### ZU ERLEDIGEN
Zitiere den unten stehenden Text über Beziehungen zu einem Vielesystem vollständig und wortgetreu.

### DOKUMENTAUSZUG
Ich möchte Dir hier einen Satz schreiben: Du hast das Recht, Dich im Kontakt, in Beziehung mit einem Vielesystem genervt, gestresst, verletzt, enttäuscht, erschöpft, mutlos, frustriert zu fühlen. Egal, wer Du bist und welche Position Du in der Beziehung hast: Du hast das Recht auf diese Empfindungen! Du bist wichtig in diesem Kontakt. Mit Deinen Grenzen und Bedürfnissen. Egal, ob Du Freund*in oder Therapeut*in bist.

Der Unterschied zwischen privaten und beruflichen Beziehungen liegt meiner Ansicht nach vor allem im Umgang mit etwas. Wenn sich ein*e professionelle*r Helfer*in so fühlt wie oben beschrieben, braucht es eine andere Art der inneren Auseinandersetzung und Konsequenz, als wenn es sich auf eine*n An-/Zugehörige*n bezieht. Und auch die Kommunikation darüber miteinander unterscheidet sich.

Eine Beziehung ist meiner Meinung nach trotzdem keine Einbahnstraße- auch nicht, wenn es eine therapeutische Beziehung ist. Beide/alle Beteiligten sind wichtig.

Ich habe darüber nachgedacht, was Dich beschäftigen, belasten und herausfordern könnte- und worüber Du vielleicht gar nicht so oft und offen sprechen kannst. Weil es kein Gegenüber gibt, dass Deine Erfahrungen nachvollziehen oder verstehen könnte, oder weil Du Hemmungen hast, Dich damit zu zeigen. Oder aus anderen Gründen.

Wie ist das für Dich, zu erleben, dass Du die Vielen nicht retten konntest und kannst? Wie fühlst Du Dich damit?

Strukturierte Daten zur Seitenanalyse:
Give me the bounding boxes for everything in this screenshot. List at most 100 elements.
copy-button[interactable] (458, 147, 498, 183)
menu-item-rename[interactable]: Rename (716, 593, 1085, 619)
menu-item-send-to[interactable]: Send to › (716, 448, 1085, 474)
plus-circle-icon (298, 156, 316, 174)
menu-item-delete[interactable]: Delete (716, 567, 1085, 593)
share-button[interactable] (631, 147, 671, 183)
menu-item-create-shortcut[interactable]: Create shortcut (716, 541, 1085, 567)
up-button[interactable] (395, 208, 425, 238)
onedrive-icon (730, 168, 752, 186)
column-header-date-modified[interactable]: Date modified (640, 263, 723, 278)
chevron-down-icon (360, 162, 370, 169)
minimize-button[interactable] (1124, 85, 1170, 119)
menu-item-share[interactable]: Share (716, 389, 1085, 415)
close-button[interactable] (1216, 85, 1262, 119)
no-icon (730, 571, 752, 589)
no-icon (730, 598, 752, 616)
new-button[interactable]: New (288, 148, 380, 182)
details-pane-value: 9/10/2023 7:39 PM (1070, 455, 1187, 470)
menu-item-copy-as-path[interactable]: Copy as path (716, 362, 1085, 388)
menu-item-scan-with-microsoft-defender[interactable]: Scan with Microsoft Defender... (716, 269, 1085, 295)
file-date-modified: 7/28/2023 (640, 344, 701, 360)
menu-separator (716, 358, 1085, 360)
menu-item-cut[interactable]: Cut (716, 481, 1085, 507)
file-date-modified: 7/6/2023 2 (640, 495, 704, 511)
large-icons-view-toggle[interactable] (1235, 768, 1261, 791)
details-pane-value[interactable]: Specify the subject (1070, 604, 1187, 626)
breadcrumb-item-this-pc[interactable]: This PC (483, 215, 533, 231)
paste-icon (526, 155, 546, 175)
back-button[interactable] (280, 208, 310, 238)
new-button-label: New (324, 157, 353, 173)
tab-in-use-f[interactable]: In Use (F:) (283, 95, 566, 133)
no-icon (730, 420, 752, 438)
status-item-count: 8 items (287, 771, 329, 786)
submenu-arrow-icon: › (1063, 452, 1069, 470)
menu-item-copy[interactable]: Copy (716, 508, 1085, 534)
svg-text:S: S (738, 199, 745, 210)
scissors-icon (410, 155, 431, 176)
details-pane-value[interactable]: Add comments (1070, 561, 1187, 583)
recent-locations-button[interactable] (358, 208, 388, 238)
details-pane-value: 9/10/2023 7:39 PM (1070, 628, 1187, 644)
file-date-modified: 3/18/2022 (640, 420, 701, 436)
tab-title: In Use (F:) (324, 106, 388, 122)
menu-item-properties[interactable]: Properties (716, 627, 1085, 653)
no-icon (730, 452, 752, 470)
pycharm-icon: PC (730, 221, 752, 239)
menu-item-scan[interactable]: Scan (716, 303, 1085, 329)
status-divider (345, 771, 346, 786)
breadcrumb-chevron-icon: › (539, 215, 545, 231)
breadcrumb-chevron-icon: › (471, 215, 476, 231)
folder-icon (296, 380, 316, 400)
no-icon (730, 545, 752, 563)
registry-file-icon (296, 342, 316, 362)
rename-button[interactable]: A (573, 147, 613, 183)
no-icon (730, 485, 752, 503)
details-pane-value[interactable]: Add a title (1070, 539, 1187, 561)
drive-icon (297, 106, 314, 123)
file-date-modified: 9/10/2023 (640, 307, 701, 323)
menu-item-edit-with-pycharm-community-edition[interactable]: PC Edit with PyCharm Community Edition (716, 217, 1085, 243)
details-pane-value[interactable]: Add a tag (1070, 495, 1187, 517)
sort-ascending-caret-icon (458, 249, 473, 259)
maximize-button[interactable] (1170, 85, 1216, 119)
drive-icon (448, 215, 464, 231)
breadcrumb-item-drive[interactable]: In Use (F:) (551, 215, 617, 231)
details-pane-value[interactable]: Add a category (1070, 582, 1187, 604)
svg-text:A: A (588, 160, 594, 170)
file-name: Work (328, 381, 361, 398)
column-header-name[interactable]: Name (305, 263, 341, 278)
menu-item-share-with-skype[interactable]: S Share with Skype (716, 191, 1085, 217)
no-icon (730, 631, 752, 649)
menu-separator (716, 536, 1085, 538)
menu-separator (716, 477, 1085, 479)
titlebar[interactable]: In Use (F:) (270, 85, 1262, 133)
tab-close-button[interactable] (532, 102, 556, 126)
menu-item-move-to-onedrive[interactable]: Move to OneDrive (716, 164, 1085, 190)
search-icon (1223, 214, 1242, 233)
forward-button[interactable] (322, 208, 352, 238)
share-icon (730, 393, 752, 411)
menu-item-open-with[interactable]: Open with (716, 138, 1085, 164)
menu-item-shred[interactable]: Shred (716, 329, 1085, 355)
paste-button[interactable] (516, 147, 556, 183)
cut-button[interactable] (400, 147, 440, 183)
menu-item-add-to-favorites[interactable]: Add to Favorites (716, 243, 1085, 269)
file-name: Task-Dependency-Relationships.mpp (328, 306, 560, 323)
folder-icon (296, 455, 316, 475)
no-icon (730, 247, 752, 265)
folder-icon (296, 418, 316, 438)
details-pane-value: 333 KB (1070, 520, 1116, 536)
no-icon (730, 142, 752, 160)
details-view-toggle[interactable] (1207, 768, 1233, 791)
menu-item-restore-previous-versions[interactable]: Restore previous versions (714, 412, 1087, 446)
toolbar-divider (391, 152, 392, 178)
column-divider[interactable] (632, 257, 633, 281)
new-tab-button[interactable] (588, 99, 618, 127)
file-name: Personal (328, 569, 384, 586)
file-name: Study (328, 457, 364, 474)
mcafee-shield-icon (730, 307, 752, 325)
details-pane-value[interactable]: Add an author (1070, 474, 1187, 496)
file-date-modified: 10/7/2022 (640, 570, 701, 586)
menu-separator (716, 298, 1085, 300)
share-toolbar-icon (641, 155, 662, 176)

### LÖSUNG DER AUFGABE
Ich möchte Dir hier einen Satz schreiben: Du hast das Recht, Dich im Kontakt, in Beziehung mit einem Vielesystem genervt, gestresst, verletzt, enttäuscht, erschöpft, mutlos, frustriert zu fühlen. Egal, wer Du bist und welche Position Du in der Beziehung hast: Du hast das Recht auf diese Empfindungen! Du bist wichtig in diesem Kontakt. Mit Deinen Grenzen und Bedürfnissen. Egal, ob Du Freund*in oder Therapeut*in bist.

Der Unterschied zwischen privaten und beruflichen Beziehungen liegt meiner Ansicht nach vor allem im Umgang mit etwas. Wenn sich ein*e professionelle*r Helfer*in so fühlt wie oben beschrieben, braucht es eine andere Art der inneren Auseinandersetzung und Konsequenz, als wenn es sich auf eine*n An-/Zugehörige*n bezieht. Und auch die Kommunikation darüber miteinander unterscheidet sich.

Eine Beziehung ist meiner Meinung nach trotzdem keine Einbahnstraße- auch nicht, wenn es eine therapeutische Beziehung ist. Beide/alle Beteiligten sind wichtig.

Ich habe darüber nachgedacht, was Dich beschäftigen, belasten und herausfordern könnte- und worüber Du vielleicht gar nicht so oft und offen sprechen kannst. Weil es kein Gegenüber gibt, dass Deine Erfahrungen nachvollziehen oder verstehen könnte, oder weil Du Hemmungen hast, Dich damit zu zeigen. Oder aus anderen Gründen.

Wie ist das für Dich, zu erleben, dass Du die Vielen nicht retten konntest und kannst? Wie fühlst Du Dich damit?